- [REQUIREMENT] Scan the listing below and copy every line holding "Name".

Data records
○ ○ ○ ○ ○ ○ ○
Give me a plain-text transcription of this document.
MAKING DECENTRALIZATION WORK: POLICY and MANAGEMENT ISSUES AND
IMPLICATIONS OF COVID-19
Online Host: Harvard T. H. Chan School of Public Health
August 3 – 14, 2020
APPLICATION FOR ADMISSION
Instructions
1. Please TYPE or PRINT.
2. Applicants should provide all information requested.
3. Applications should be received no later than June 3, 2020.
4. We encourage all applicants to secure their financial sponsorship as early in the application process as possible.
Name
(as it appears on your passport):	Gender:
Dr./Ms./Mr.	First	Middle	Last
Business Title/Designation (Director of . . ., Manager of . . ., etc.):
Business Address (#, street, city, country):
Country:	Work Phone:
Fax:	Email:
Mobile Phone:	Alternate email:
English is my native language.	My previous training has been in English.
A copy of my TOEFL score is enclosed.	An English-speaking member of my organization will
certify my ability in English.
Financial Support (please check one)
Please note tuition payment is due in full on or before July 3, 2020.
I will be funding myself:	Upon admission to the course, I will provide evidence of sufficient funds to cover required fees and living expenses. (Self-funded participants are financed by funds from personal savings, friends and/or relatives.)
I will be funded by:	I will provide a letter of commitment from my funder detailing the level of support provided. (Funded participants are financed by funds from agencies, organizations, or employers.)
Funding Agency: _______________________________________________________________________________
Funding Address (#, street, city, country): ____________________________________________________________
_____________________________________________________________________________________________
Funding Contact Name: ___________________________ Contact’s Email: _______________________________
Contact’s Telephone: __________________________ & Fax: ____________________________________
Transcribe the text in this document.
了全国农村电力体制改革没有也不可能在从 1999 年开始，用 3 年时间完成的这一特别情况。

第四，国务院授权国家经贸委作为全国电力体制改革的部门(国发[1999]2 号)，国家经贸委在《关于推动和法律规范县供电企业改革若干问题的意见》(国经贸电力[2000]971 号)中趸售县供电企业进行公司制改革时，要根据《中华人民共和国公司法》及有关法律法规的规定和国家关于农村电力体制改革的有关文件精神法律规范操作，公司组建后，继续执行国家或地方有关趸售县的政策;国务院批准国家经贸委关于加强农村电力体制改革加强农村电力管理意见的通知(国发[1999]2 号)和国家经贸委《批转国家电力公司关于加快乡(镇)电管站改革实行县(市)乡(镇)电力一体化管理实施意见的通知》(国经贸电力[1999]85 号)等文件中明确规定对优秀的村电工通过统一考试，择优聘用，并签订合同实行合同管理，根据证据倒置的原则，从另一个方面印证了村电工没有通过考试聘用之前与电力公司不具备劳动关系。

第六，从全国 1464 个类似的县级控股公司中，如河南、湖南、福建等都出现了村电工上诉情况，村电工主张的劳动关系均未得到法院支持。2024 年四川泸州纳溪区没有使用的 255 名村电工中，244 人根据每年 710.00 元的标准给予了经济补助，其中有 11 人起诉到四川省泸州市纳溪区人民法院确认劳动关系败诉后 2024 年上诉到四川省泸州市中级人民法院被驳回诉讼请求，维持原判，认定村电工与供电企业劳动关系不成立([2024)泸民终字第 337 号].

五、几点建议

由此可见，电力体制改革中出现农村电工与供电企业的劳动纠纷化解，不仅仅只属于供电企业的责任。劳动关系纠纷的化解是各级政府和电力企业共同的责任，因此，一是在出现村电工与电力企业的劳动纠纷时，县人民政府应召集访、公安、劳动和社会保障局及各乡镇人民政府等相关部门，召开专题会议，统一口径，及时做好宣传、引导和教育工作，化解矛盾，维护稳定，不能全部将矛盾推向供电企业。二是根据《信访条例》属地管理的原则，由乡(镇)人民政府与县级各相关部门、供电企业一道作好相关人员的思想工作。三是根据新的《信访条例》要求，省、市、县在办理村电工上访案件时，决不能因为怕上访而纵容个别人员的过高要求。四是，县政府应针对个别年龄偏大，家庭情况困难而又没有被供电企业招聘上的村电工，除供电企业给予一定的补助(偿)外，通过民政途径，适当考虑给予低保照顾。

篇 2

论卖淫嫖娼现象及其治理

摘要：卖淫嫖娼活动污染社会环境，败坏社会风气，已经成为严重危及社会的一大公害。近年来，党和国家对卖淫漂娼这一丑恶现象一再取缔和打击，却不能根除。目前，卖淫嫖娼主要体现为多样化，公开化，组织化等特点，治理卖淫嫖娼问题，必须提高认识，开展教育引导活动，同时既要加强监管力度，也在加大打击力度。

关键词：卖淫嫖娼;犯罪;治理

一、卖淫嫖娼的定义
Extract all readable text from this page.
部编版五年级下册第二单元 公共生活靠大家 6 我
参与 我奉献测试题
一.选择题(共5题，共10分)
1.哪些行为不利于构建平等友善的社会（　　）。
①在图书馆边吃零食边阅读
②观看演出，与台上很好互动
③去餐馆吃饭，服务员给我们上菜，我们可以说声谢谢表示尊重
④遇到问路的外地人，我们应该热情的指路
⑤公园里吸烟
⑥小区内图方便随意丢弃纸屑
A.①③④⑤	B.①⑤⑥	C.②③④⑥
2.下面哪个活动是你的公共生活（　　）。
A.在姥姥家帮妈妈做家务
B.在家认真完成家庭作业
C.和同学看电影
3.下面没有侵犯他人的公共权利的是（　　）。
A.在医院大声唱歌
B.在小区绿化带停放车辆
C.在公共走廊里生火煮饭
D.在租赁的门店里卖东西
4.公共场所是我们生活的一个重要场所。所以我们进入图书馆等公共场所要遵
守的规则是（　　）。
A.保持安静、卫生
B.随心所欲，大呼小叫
○ ○ ○ ○ ○ ○ ○
- [COMPLETED EXERCISE]
Name
Funding Contact Name: ___________________________ Contact’s Email: _______________________________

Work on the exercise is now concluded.